What is needed: Report each line of the data that includes the word "contours".

Information given:

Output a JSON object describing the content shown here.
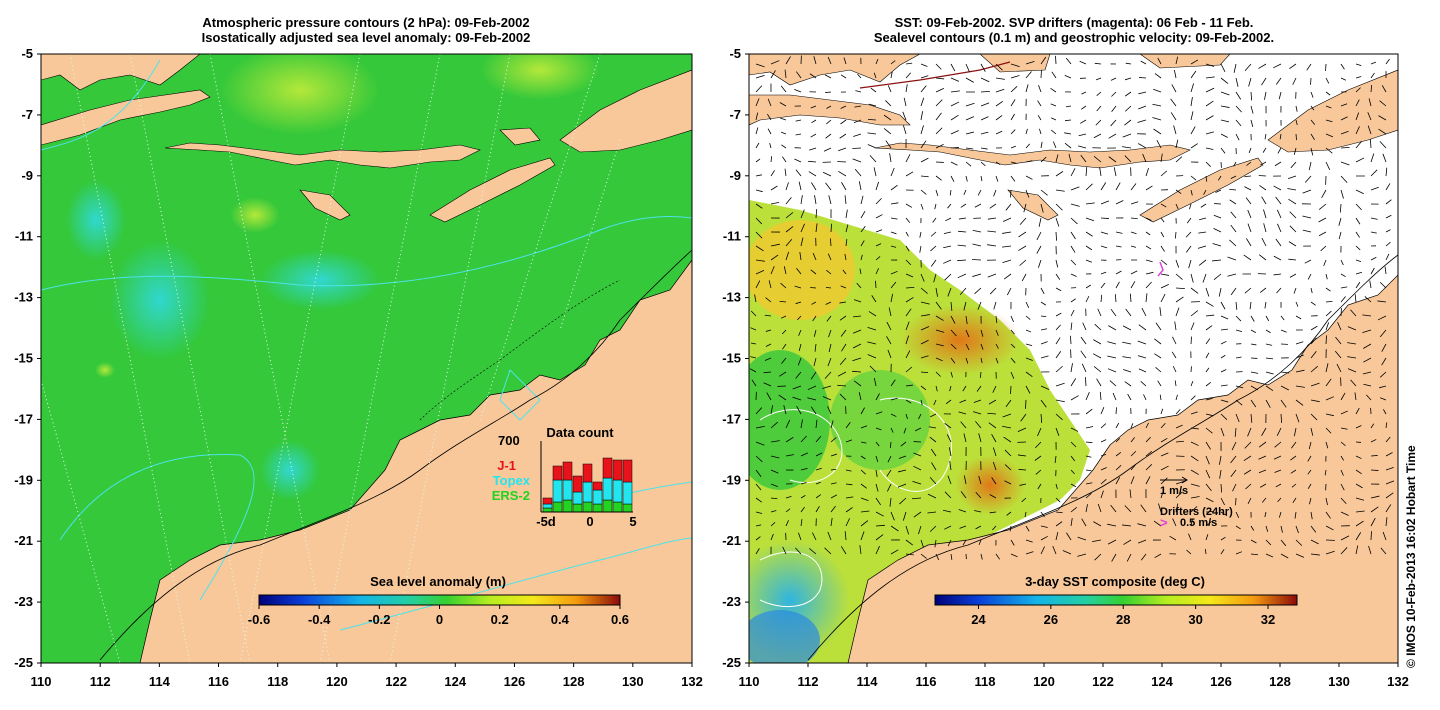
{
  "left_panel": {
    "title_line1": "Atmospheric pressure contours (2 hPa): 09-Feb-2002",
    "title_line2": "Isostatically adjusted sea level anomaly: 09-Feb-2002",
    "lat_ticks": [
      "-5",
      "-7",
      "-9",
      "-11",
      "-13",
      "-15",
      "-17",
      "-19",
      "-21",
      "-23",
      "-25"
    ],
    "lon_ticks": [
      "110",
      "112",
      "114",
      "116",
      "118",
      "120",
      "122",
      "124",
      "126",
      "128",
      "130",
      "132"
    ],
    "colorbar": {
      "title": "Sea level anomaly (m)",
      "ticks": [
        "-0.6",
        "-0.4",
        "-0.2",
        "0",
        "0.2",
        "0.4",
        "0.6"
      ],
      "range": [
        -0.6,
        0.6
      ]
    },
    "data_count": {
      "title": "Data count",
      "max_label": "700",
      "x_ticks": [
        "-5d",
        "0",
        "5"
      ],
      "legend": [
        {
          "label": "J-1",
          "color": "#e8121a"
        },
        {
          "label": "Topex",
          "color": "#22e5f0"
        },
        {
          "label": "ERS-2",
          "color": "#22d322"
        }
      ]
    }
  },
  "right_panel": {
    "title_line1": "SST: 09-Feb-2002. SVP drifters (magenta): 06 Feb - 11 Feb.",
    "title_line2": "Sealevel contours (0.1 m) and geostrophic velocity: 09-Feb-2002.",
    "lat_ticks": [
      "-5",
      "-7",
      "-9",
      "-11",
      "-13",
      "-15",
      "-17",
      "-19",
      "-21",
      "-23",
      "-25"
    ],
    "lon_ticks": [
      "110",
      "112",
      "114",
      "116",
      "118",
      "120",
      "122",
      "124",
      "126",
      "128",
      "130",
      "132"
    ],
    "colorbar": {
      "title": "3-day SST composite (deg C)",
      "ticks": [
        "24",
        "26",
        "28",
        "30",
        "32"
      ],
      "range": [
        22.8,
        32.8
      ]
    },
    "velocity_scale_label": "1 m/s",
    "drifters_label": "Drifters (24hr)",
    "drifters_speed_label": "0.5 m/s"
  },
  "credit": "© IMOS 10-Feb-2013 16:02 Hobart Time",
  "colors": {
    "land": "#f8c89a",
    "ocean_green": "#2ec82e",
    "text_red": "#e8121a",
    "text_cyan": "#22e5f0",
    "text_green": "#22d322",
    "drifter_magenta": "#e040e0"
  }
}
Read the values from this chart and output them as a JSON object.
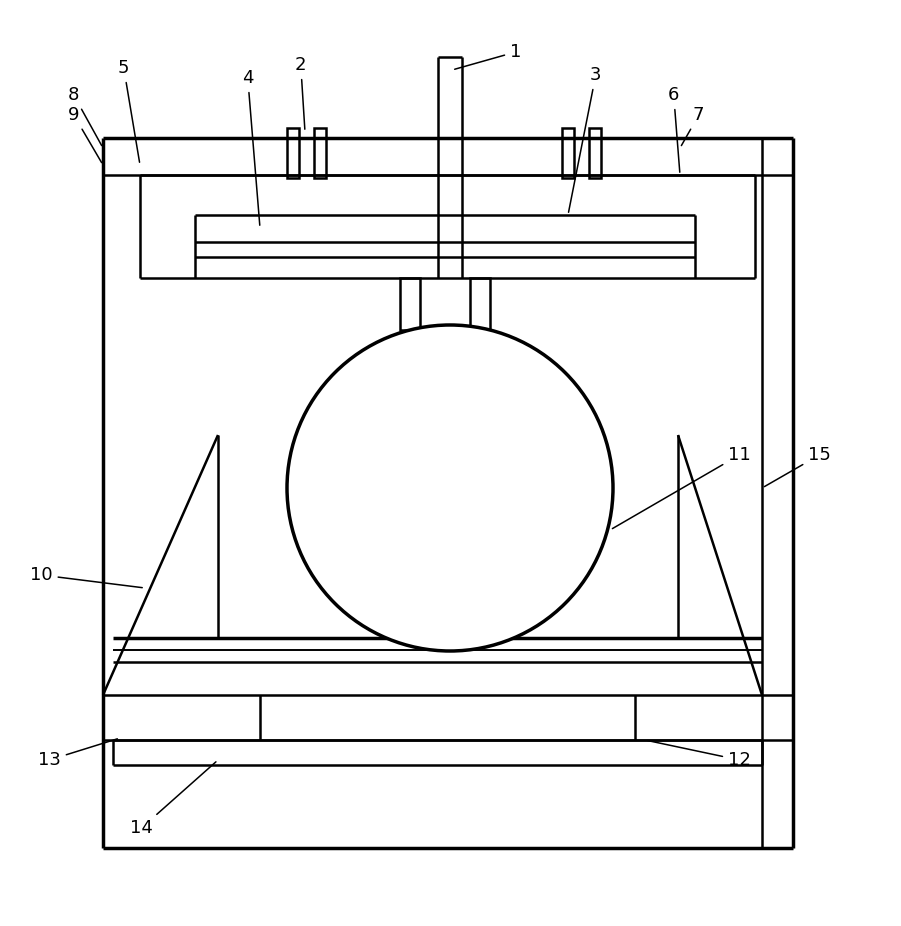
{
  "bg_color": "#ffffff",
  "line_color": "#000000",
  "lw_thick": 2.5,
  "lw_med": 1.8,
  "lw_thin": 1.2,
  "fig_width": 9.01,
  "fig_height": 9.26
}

The answer:
    "title_line1": "Atmospheric pressure contours (2 hPa): 09-Feb-2002",
    "title_line2": "Sealevel contours (0.1 m) and geostrophic velocity: 09-Feb-2002.",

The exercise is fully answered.